= Beginning of Section =
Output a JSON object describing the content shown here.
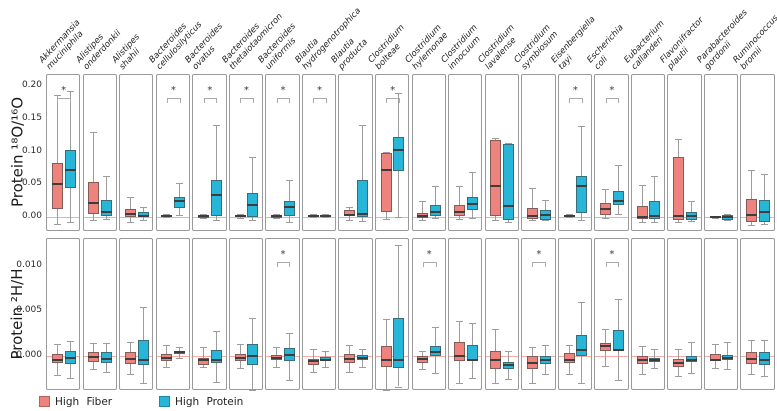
{
  "figure": {
    "sig_marker": "*",
    "colors": {
      "high_fiber": "#ED837C",
      "high_protein": "#27B6D7",
      "zero_line": "#F6ABA3",
      "panel_border": "#9A9A9A",
      "whisker": "#9C9C9C",
      "median": "#3D3D3D"
    },
    "legend": {
      "items": [
        {
          "label": "High Fiber",
          "color": "#ED837C"
        },
        {
          "label": "High Protein",
          "color": "#27B6D7"
        }
      ]
    }
  },
  "chart_data": {
    "type": "boxplot",
    "groups": [
      "High Fiber",
      "High Protein"
    ],
    "group_colors": [
      "#ED837C",
      "#27B6D7"
    ],
    "box_value_order": [
      "whisker_low",
      "q1",
      "median",
      "q3",
      "whisker_high"
    ],
    "categories": [
      "Akkermansia muciniphila",
      "Alistipes onderdonkii",
      "Alistipes shahii",
      "Bacteroides cellulosilyticus",
      "Bacteroides ovatus",
      "Bacteroides thetaiotaomicron",
      "Bacteroides uniformis",
      "Blautia hydrogenotrophica",
      "Blautia producta",
      "Clostridium bolteae",
      "Clostridium hylemonae",
      "Clostridium innocuum",
      "Clostridium lavalense",
      "Clostridium symbiosum",
      "Eisenbergiella tayi",
      "Escherichia coli",
      "Eubacterium callanderi",
      "Flavonifractor plautii",
      "Parabacteroides gordonii",
      "Ruminococcus bromii"
    ],
    "rows": [
      {
        "ylabel": "Protein  ¹⁸O/¹⁶O",
        "yticks": [
          {
            "label": "0.00",
            "value": 0.0
          },
          {
            "label": "0.05",
            "value": 0.05
          },
          {
            "label": "0.10",
            "value": 0.1
          },
          {
            "label": "0.15",
            "value": 0.15
          },
          {
            "label": "0.20",
            "value": 0.2
          }
        ],
        "ylim": [
          -0.0229,
          0.2168
        ],
        "boxes": [
          {
            "species": "Akkermansia muciniphila",
            "significant": true,
            "high_fiber": [
              -0.011,
              0.012,
              0.05,
              0.082,
              0.187
            ],
            "high_protein": [
              -0.007,
              0.044,
              0.072,
              0.103,
              0.193
            ]
          },
          {
            "species": "Alistipes onderdonkii",
            "significant": false,
            "high_fiber": [
              -0.005,
              0.004,
              0.022,
              0.053,
              0.13
            ],
            "high_protein": [
              -0.003,
              0.002,
              0.007,
              0.026,
              0.063
            ]
          },
          {
            "species": "Alistipes shahii",
            "significant": false,
            "high_fiber": [
              -0.008,
              0.0,
              0.005,
              0.012,
              0.03
            ],
            "high_protein": [
              -0.005,
              0.0,
              0.002,
              0.007,
              0.015
            ]
          },
          {
            "species": "Bacteroides cellulosilyticus",
            "significant": true,
            "high_fiber": [
              0.0,
              0.001,
              0.002,
              0.003,
              0.005
            ],
            "high_protein": [
              0.003,
              0.013,
              0.024,
              0.031,
              0.052
            ]
          },
          {
            "species": "Bacteroides ovatus",
            "significant": true,
            "high_fiber": [
              -0.001,
              0.0,
              0.001,
              0.002,
              0.004
            ],
            "high_protein": [
              -0.005,
              0.001,
              0.034,
              0.057,
              0.141
            ]
          },
          {
            "species": "Bacteroides thetaiotaomicron",
            "significant": true,
            "high_fiber": [
              -0.001,
              0.0,
              0.002,
              0.003,
              0.005
            ],
            "high_protein": [
              -0.004,
              0.0,
              0.019,
              0.037,
              0.091
            ]
          },
          {
            "species": "Bacteroides uniformis",
            "significant": true,
            "high_fiber": [
              -0.001,
              0.0,
              0.001,
              0.002,
              0.004
            ],
            "high_protein": [
              -0.008,
              0.001,
              0.015,
              0.024,
              0.057
            ]
          },
          {
            "species": "Blautia hydrogenotrophica",
            "significant": true,
            "high_fiber": [
              0.0,
              0.001,
              0.002,
              0.003,
              0.004
            ],
            "high_protein": [
              0.0,
              0.001,
              0.002,
              0.003,
              0.004
            ]
          },
          {
            "species": "Blautia producta",
            "significant": false,
            "high_fiber": [
              -0.004,
              0.001,
              0.003,
              0.01,
              0.016
            ],
            "high_protein": [
              -0.006,
              0.0,
              0.004,
              0.057,
              0.14
            ]
          },
          {
            "species": "Clostridium bolteae",
            "significant": true,
            "high_fiber": [
              -0.003,
              0.008,
              0.072,
              0.097,
              0.1
            ],
            "high_protein": [
              0.0,
              0.07,
              0.102,
              0.122,
              0.19
            ]
          },
          {
            "species": "Clostridium hylemonae",
            "significant": false,
            "high_fiber": [
              -0.004,
              -0.002,
              0.002,
              0.006,
              0.024
            ],
            "high_protein": [
              -0.002,
              0.001,
              0.008,
              0.019,
              0.047
            ]
          },
          {
            "species": "Clostridium innocuum",
            "significant": false,
            "high_fiber": [
              -0.003,
              0.001,
              0.008,
              0.019,
              0.047
            ],
            "high_protein": [
              -0.002,
              0.011,
              0.02,
              0.031,
              0.069
            ]
          },
          {
            "species": "Clostridium lavalense",
            "significant": false,
            "high_fiber": [
              -0.005,
              0.001,
              0.048,
              0.118,
              0.12
            ],
            "high_protein": [
              -0.007,
              -0.004,
              0.017,
              0.112,
              0.113
            ]
          },
          {
            "species": "Clostridium symbiosum",
            "significant": false,
            "high_fiber": [
              -0.005,
              -0.003,
              0.002,
              0.013,
              0.044
            ],
            "high_protein": [
              -0.005,
              -0.004,
              0.003,
              0.011,
              0.026
            ]
          },
          {
            "species": "Eisenbergiella tayi",
            "significant": true,
            "high_fiber": [
              0.0,
              0.001,
              0.002,
              0.003,
              0.004
            ],
            "high_protein": [
              -0.004,
              0.006,
              0.047,
              0.062,
              0.139
            ]
          },
          {
            "species": "Escherichia coli",
            "significant": true,
            "high_fiber": [
              -0.002,
              0.003,
              0.012,
              0.021,
              0.042
            ],
            "high_protein": [
              0.004,
              0.019,
              0.024,
              0.039,
              0.079
            ]
          },
          {
            "species": "Eubacterium callanderi",
            "significant": false,
            "high_fiber": [
              -0.008,
              -0.003,
              0.0,
              0.017,
              0.049
            ],
            "high_protein": [
              -0.007,
              -0.003,
              0.001,
              0.025,
              0.063
            ]
          },
          {
            "species": "Flavonifractor plautii",
            "significant": false,
            "high_fiber": [
              -0.007,
              -0.004,
              0.001,
              0.091,
              0.119
            ],
            "high_protein": [
              -0.006,
              -0.004,
              0.002,
              0.008,
              0.024
            ]
          },
          {
            "species": "Parabacteroides gordonii",
            "significant": false,
            "high_fiber": [
              -0.001,
              0.0,
              0.0,
              0.001,
              0.002
            ],
            "high_protein": [
              -0.005,
              -0.004,
              0.0,
              0.003,
              0.004
            ]
          },
          {
            "species": "Ruminococcus bromii",
            "significant": false,
            "high_fiber": [
              -0.012,
              -0.008,
              0.003,
              0.027,
              0.072
            ],
            "high_protein": [
              -0.01,
              -0.007,
              0.007,
              0.026,
              0.066
            ]
          }
        ]
      },
      {
        "ylabel": "Protein  ²H/H",
        "yticks": [
          {
            "label": "0.000",
            "value": 0.0
          },
          {
            "label": "0.005",
            "value": 0.005
          },
          {
            "label": "0.010",
            "value": 0.01
          }
        ],
        "ylim": [
          -0.0039,
          0.013
        ],
        "boxes": [
          {
            "species": "Akkermansia muciniphila",
            "significant": false,
            "high_fiber": [
              -0.0021,
              -0.0008,
              -0.0004,
              0.0002,
              0.0013
            ],
            "high_protein": [
              -0.0025,
              -0.0009,
              -0.0002,
              0.0006,
              0.0017
            ]
          },
          {
            "species": "Alistipes onderdonkii",
            "significant": false,
            "high_fiber": [
              -0.0015,
              -0.0007,
              -0.0001,
              0.0004,
              0.0014
            ],
            "high_protein": [
              -0.0018,
              -0.0008,
              -0.0003,
              0.0004,
              0.0014
            ]
          },
          {
            "species": "Alistipes shahii",
            "significant": false,
            "high_fiber": [
              -0.002,
              -0.0009,
              -0.0003,
              0.0004,
              0.0015
            ],
            "high_protein": [
              -0.003,
              -0.001,
              -0.0005,
              0.0018,
              0.0054
            ]
          },
          {
            "species": "Bacteroides cellulosilyticus",
            "significant": false,
            "high_fiber": [
              -0.0012,
              -0.0006,
              -0.0002,
              0.0002,
              0.0012
            ],
            "high_protein": [
              -0.0002,
              0.0002,
              0.0004,
              0.0006,
              0.001
            ]
          },
          {
            "species": "Bacteroides ovatus",
            "significant": false,
            "high_fiber": [
              -0.0012,
              -0.001,
              -0.0005,
              -0.0002,
              0.001
            ],
            "high_protein": [
              -0.0029,
              -0.0008,
              -0.0004,
              0.0007,
              0.0028
            ]
          },
          {
            "species": "Bacteroides thetaiotaomicron",
            "significant": false,
            "high_fiber": [
              -0.0013,
              -0.0006,
              -0.0002,
              0.0002,
              0.0013
            ],
            "high_protein": [
              -0.0038,
              -0.001,
              0.0,
              0.0013,
              0.0042
            ]
          },
          {
            "species": "Bacteroides uniformis",
            "significant": true,
            "high_fiber": [
              -0.0012,
              -0.0005,
              -0.0002,
              0.0001,
              0.001
            ],
            "high_protein": [
              -0.0027,
              -0.0006,
              0.0001,
              0.0009,
              0.0026
            ]
          },
          {
            "species": "Blautia hydrogenotrophica",
            "significant": false,
            "high_fiber": [
              -0.0018,
              -0.001,
              -0.0006,
              -0.0003,
              0.0008
            ],
            "high_protein": [
              -0.0012,
              -0.0006,
              -0.0004,
              -0.0001,
              0.0006
            ]
          },
          {
            "species": "Blautia producta",
            "significant": false,
            "high_fiber": [
              -0.0018,
              -0.0008,
              -0.0003,
              0.0002,
              0.0012
            ],
            "high_protein": [
              -0.0012,
              -0.0005,
              -0.0002,
              0.0001,
              0.0008
            ]
          },
          {
            "species": "Clostridium bolteae",
            "significant": false,
            "high_fiber": [
              -0.0038,
              -0.0012,
              -0.0004,
              0.0011,
              0.0041
            ],
            "high_protein": [
              -0.0034,
              -0.0013,
              -0.0005,
              0.0042,
              0.0123
            ]
          },
          {
            "species": "Clostridium hylemonae",
            "significant": true,
            "high_fiber": [
              -0.0015,
              -0.0008,
              -0.0003,
              0.0,
              0.0006
            ],
            "high_protein": [
              -0.0019,
              0.0,
              0.0004,
              0.0011,
              0.0032
            ]
          },
          {
            "species": "Clostridium innocuum",
            "significant": false,
            "high_fiber": [
              -0.003,
              -0.0006,
              0.0,
              0.0015,
              0.0039
            ],
            "high_protein": [
              -0.0025,
              -0.0006,
              -0.0004,
              0.0012,
              0.0037
            ]
          },
          {
            "species": "Clostridium lavalense",
            "significant": false,
            "high_fiber": [
              -0.003,
              -0.0014,
              -0.0004,
              0.0005,
              0.003
            ],
            "high_protein": [
              -0.0026,
              -0.0015,
              -0.001,
              -0.0007,
              0.0005
            ]
          },
          {
            "species": "Clostridium symbiosum",
            "significant": true,
            "high_fiber": [
              -0.003,
              -0.0014,
              -0.0008,
              0.0,
              0.001
            ],
            "high_protein": [
              -0.002,
              -0.0009,
              -0.0004,
              0.0,
              0.0012
            ]
          },
          {
            "species": "Eisenbergiella tayi",
            "significant": false,
            "high_fiber": [
              -0.002,
              -0.0008,
              -0.0004,
              0.0003,
              0.0012
            ],
            "high_protein": [
              -0.003,
              0.0,
              0.0007,
              0.0023,
              0.006
            ]
          },
          {
            "species": "Escherichia coli",
            "significant": true,
            "high_fiber": [
              -0.0011,
              0.0005,
              0.0011,
              0.0014,
              0.003
            ],
            "high_protein": [
              -0.0027,
              0.0005,
              0.0007,
              0.0029,
              0.0063
            ]
          },
          {
            "species": "Eubacterium callanderi",
            "significant": false,
            "high_fiber": [
              -0.002,
              -0.0009,
              -0.0004,
              0.0,
              0.0011
            ],
            "high_protein": [
              -0.0013,
              -0.0007,
              -0.0005,
              -0.0002,
              0.0008
            ]
          },
          {
            "species": "Flavonifractor plautii",
            "significant": false,
            "high_fiber": [
              -0.0022,
              -0.0012,
              -0.0008,
              -0.0003,
              0.0008
            ],
            "high_protein": [
              -0.0019,
              -0.0007,
              -0.0004,
              0.0,
              0.0015
            ]
          },
          {
            "species": "Parabacteroides gordonii",
            "significant": false,
            "high_fiber": [
              -0.0013,
              -0.0006,
              -0.0004,
              0.0002,
              0.0013
            ],
            "high_protein": [
              -0.0015,
              -0.0005,
              -0.0002,
              0.0001,
              0.0015
            ]
          },
          {
            "species": "Ruminococcus bromii",
            "significant": false,
            "high_fiber": [
              -0.002,
              -0.0009,
              -0.0003,
              0.0004,
              0.0018
            ],
            "high_protein": [
              -0.0022,
              -0.001,
              -0.0005,
              0.0004,
              0.0018
            ]
          }
        ]
      }
    ]
  }
}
= End of Section =
» HOW TO COMPLETE THIS TASK
Please list every line of the records that contains "ylabel".

» OUTPUT BELOW
        "ylabel": "Protein  ¹⁸O/¹⁶O",
        "ylabel": "Protein  ²H/H",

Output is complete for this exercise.